-- DOCUMENT PASSAGE --

◇ ◇ ◇ ◇ ◇ ◇ ◇

Abstract
The difference between caring for and caring about students
“OUR STUDENTS are very content here; they're very happy,” a student support educator at a prominent private institution once said to me in a matter-of-fact tone. He continued, “But because of our hands-on approach, our students leave here without the competencies they need to be successful in life and work. We take good care of them, but I'm not sure that's the same as caring about them. If we did, we'd have a completely different set of expectations.”
Underlying these comments was an assumption that higher education is—or should be—a caring, helping profession but that education practitioners and decision makers sometimes confuse caring about students with caring for students. Colleges and universities often take good care of students but consequently do not require or allow students to become competent, productive contributors to their communities, workplaces, and families. The research of Todd Davis and Patricia Murrell in the 1990s indicated that student responsibility is the key to all learning; learning is only possible when students become accountable for their own learning and behavior. In effect, educators do students a disservice when caring for students precludes students from taking responsibility. Caring about students without becoming their caretakers centers on the difference between generation and emanation.

◇ ◇ ◇ ◇ ◇ ◇ ◇

-- INFORMATION SHOWN --
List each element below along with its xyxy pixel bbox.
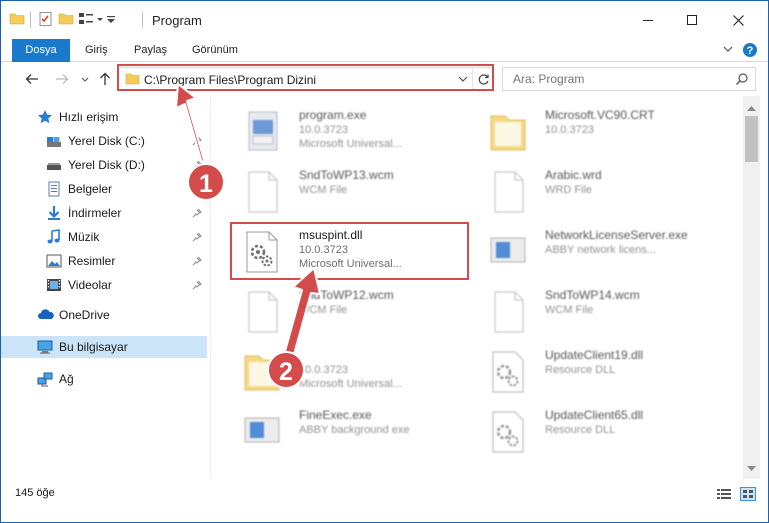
file-highlight-box — [230, 222, 469, 280]
drive-icon — [46, 133, 62, 149]
recent-locations-icon[interactable] — [76, 70, 94, 88]
nav-item-quick-access[interactable]: Hızlı erişim — [1, 106, 207, 128]
tiles-view-icon[interactable] — [740, 487, 756, 504]
documents-icon — [46, 181, 62, 197]
up-button[interactable] — [96, 70, 114, 88]
customize-toolbar-icon[interactable] — [105, 11, 117, 29]
help-icon[interactable]: ? — [742, 42, 758, 61]
details-view-icon[interactable] — [716, 487, 732, 504]
view-options-icon[interactable] — [78, 11, 104, 29]
nav-item-this-pc[interactable]: Bu bilgisayar — [1, 336, 207, 358]
scroll-down-icon[interactable] — [747, 461, 756, 475]
computer-icon — [37, 339, 53, 355]
search-box[interactable] — [502, 67, 756, 91]
network-icon — [37, 371, 53, 387]
tab-view[interactable]: Görünüm — [192, 39, 238, 62]
drive-icon — [46, 157, 62, 173]
nav-item-local-disk-d[interactable]: Yerel Disk (D:) — [1, 154, 207, 176]
file-tile[interactable]: UpdateClient65.dll Resource DLL — [477, 402, 713, 460]
file-tile[interactable]: UpdateClient19.dll Resource DLL — [477, 342, 713, 400]
address-highlight-box — [117, 64, 494, 91]
window-title: Program — [152, 13, 202, 28]
file-tile[interactable]: SndToWP13.wcm WCM File — [231, 162, 467, 220]
scroll-thumb[interactable] — [745, 116, 758, 162]
folder-icon — [485, 108, 531, 156]
file-tile[interactable]: SndToWP14.wcm WCM File — [477, 282, 713, 340]
scroll-up-icon[interactable] — [747, 100, 756, 114]
folder-icon[interactable] — [9, 11, 25, 29]
pin-icon[interactable] — [192, 255, 202, 269]
dll-icon — [485, 348, 531, 396]
maximize-button[interactable] — [669, 1, 715, 39]
nav-item-downloads[interactable]: İndirmeler — [1, 202, 207, 224]
step-badge-2: 2 — [267, 351, 305, 389]
nav-item-documents[interactable]: Belgeler — [1, 178, 207, 200]
exe-icon — [239, 108, 285, 156]
file-tile[interactable]: FineExec.exe ABBY background exe — [231, 402, 467, 460]
download-icon — [46, 205, 62, 221]
close-button[interactable] — [715, 1, 761, 39]
pin-icon[interactable] — [192, 231, 202, 245]
pin-icon[interactable] — [192, 279, 202, 293]
new-folder-icon[interactable] — [58, 11, 74, 29]
nav-item-pictures[interactable]: Resimler — [1, 250, 207, 272]
step-badge-1: 1 — [187, 163, 225, 201]
file-tile[interactable]: Microsoft.VC90.CRT 10.0.3723 — [477, 102, 713, 160]
nav-item-local-disk-c[interactable]: Yerel Disk (C:) — [1, 130, 207, 152]
expand-ribbon-icon[interactable] — [722, 42, 734, 59]
pictures-icon — [46, 253, 62, 269]
forward-button[interactable] — [53, 70, 71, 88]
back-button[interactable] — [23, 70, 41, 88]
videos-icon — [46, 277, 62, 293]
search-icon[interactable] — [735, 72, 749, 89]
file-icon — [485, 168, 531, 216]
search-input[interactable] — [513, 72, 713, 86]
file-tile[interactable]: program.exe 10.0.3723 Microsoft Universa… — [231, 102, 467, 160]
tab-home[interactable]: Giriş — [85, 39, 108, 62]
file-tile[interactable]: NetworkLicenseServer.exe ABBY network li… — [477, 222, 713, 280]
onedrive-icon — [37, 307, 54, 323]
item-count: 145 öğe — [15, 487, 55, 499]
nav-item-music[interactable]: Müzik — [1, 226, 207, 248]
tab-file[interactable]: Dosya — [12, 39, 70, 62]
app-icon — [485, 228, 531, 276]
svg-text:?: ? — [747, 45, 754, 57]
tab-share[interactable]: Paylaş — [134, 39, 167, 62]
file-tile[interactable]: Arabic.wrd WRD File — [477, 162, 713, 220]
title-bar: Program — [1, 1, 768, 39]
file-tile[interactable]: SndToWP12.wcm WCM File — [231, 282, 467, 340]
navigation-pane: Hızlı erişim Yerel Disk (C:) Yerel Disk … — [1, 96, 210, 479]
music-icon — [46, 229, 62, 245]
properties-icon[interactable] — [38, 11, 54, 29]
pin-icon[interactable] — [192, 135, 202, 149]
app-icon — [239, 408, 285, 456]
dll-icon — [485, 408, 531, 456]
file-icon — [239, 288, 285, 336]
status-bar: 145 öğe — [1, 479, 768, 522]
nav-item-videos[interactable]: Videolar — [1, 274, 207, 296]
ribbon: Dosya Giriş Paylaş Görünüm ? — [1, 39, 768, 62]
file-icon — [485, 288, 531, 336]
pin-icon[interactable] — [192, 207, 202, 221]
star-icon — [37, 109, 53, 125]
file-list: program.exe 10.0.3723 Microsoft Universa… — [215, 96, 742, 479]
nav-item-network[interactable]: Ağ — [1, 368, 207, 390]
nav-item-onedrive[interactable]: OneDrive — [1, 304, 207, 326]
file-icon — [239, 168, 285, 216]
minimize-button[interactable] — [625, 1, 671, 39]
vertical-scrollbar[interactable] — [743, 96, 760, 479]
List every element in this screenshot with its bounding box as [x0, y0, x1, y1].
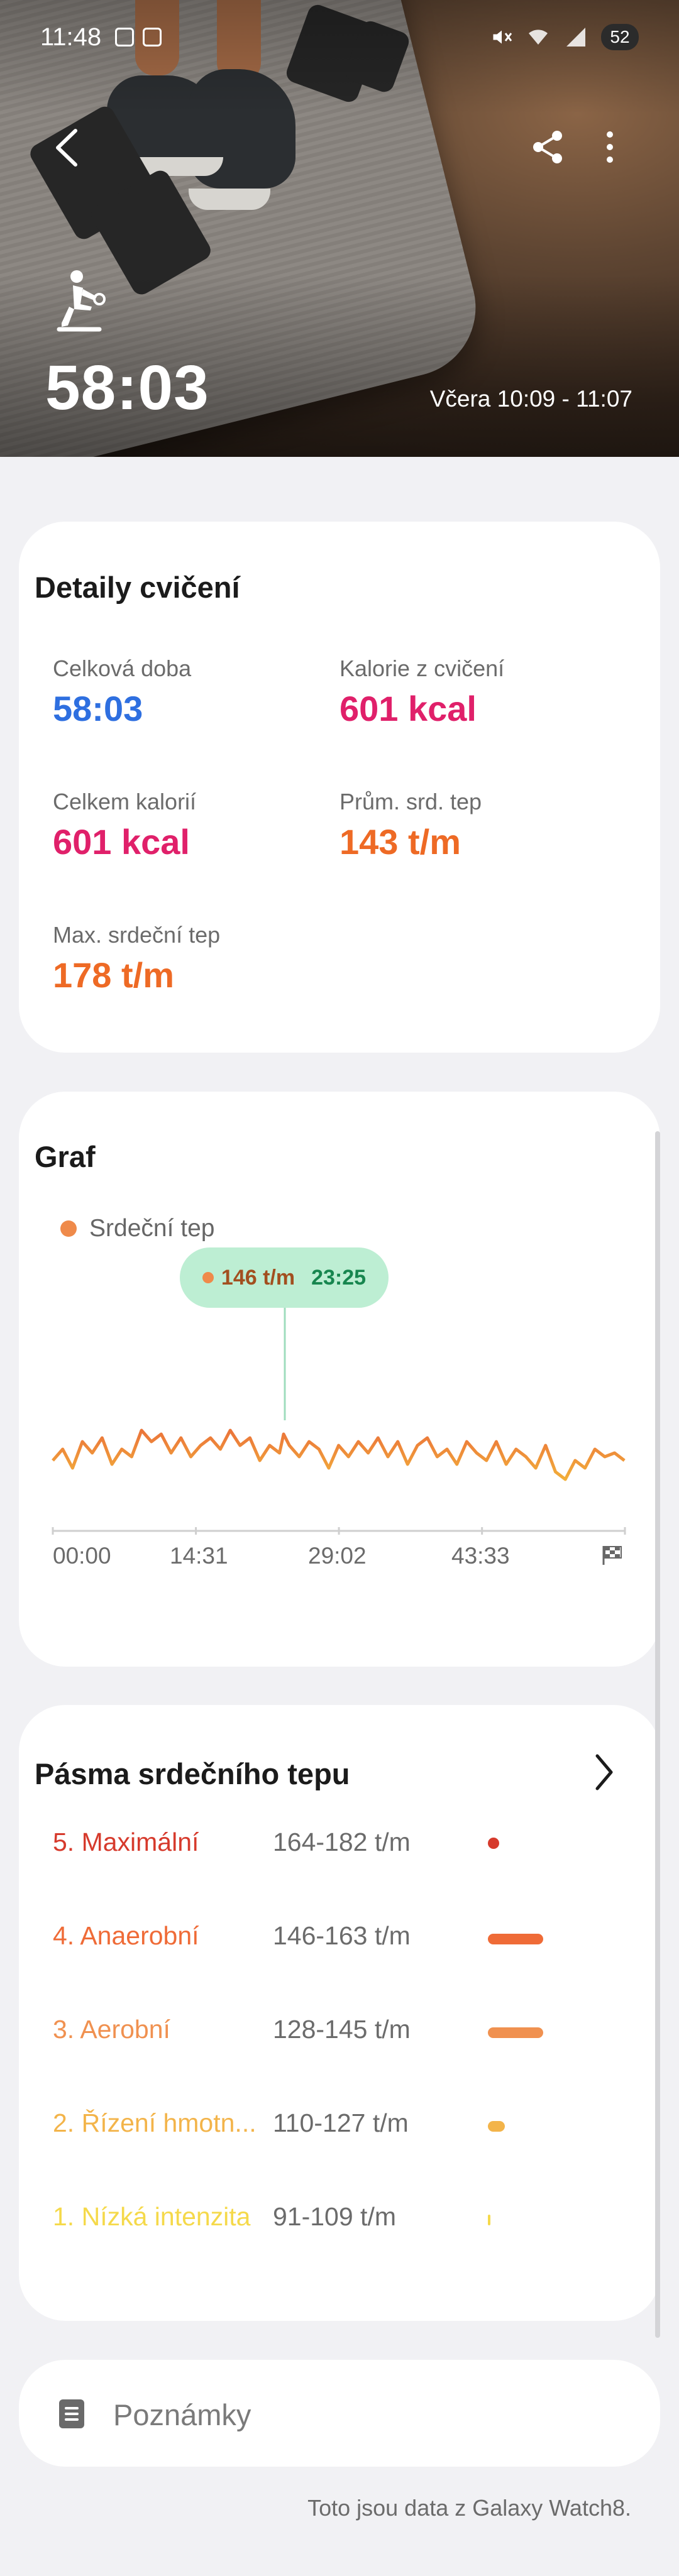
x-tick-label: 29:02 — [308, 1543, 367, 1569]
zone-name: 5. Maximální — [53, 1828, 199, 1856]
zone-bar — [488, 2121, 505, 2132]
heart-rate-chart[interactable] — [0, 0, 679, 1667]
tooltip-dot — [202, 1272, 214, 1283]
checkered-flag-icon — [602, 1546, 622, 1565]
zone-bar — [488, 2215, 490, 2225]
zone-range: 91-109 t/m — [273, 2202, 396, 2231]
zone-bar — [488, 1934, 543, 1944]
tooltip-time: 23:25 — [311, 1265, 367, 1290]
chevron-right-icon[interactable] — [592, 1752, 615, 1792]
zone-range: 146-163 t/m — [273, 1921, 411, 1950]
zone-name: 2. Řízení hmotn... — [53, 2108, 257, 2137]
heart-rate-series-line — [52, 1428, 626, 1481]
zone-row: 4. Anaerobní 146-163 t/m — [53, 1921, 619, 1959]
zone-row: 3. Aerobní 128-145 t/m — [53, 2015, 619, 2053]
notes-icon — [59, 2399, 84, 2428]
zone-row: 5. Maximální 164-182 t/m — [53, 1828, 619, 1865]
x-tick-label: 14:31 — [170, 1543, 228, 1569]
zone-bar — [488, 1838, 499, 1849]
notes-label: Poznámky — [113, 2398, 251, 2431]
zone-row: 2. Řízení hmotn... 110-127 t/m — [53, 2108, 619, 2146]
zone-row: 1. Nízká intenzita 91-109 t/m — [53, 2202, 619, 2240]
zones-title: Pásma srdečního tepu — [35, 1757, 350, 1790]
scrollbar[interactable] — [655, 1131, 660, 2338]
zone-name: 1. Nízká intenzita — [53, 2202, 251, 2231]
data-source-note: Toto jsou data z Galaxy Watch8. — [307, 2495, 631, 2521]
zone-name: 4. Anaerobní — [53, 1921, 199, 1950]
zone-range: 164-182 t/m — [273, 1828, 411, 1856]
tooltip-value: 146 t/m — [221, 1265, 295, 1290]
zone-bar — [488, 2027, 543, 2038]
x-tick-label: 43:33 — [451, 1543, 510, 1569]
zone-range: 128-145 t/m — [273, 2015, 411, 2044]
x-tick-label: 00:00 — [53, 1543, 111, 1569]
chart-tooltip: 146 t/m 23:25 — [180, 1247, 389, 1308]
zone-name: 3. Aerobní — [53, 2015, 170, 2044]
zone-range: 110-127 t/m — [273, 2108, 409, 2137]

◇ ◇ ◇ ◇ ◇ ◇ ◇

-- GOAL --
From the abstract on caring for versus caring about students, extract the words starting at "Underlying these comments" and ending at "generation and emanation.".

-- ANSWER TO THE TASK --
Underlying these comments was an assumption that higher education is—or should be—a caring, helping profession but that education practitioners and decision makers sometimes confuse caring about students with caring for students. Colleges and universities often take good care of students but consequently do not require or allow students to become competent, productive contributors to their communities, workplaces, and families. The research of Todd Davis and Patricia Murrell in the 1990s indicated that student responsibility is the key to all learning; learning is only possible when students become accountable for their own learning and behavior. In effect, educators do students a disservice when caring for students precludes students from taking responsibility. Caring about students without becoming their caretakers centers on the difference between generation and emanation.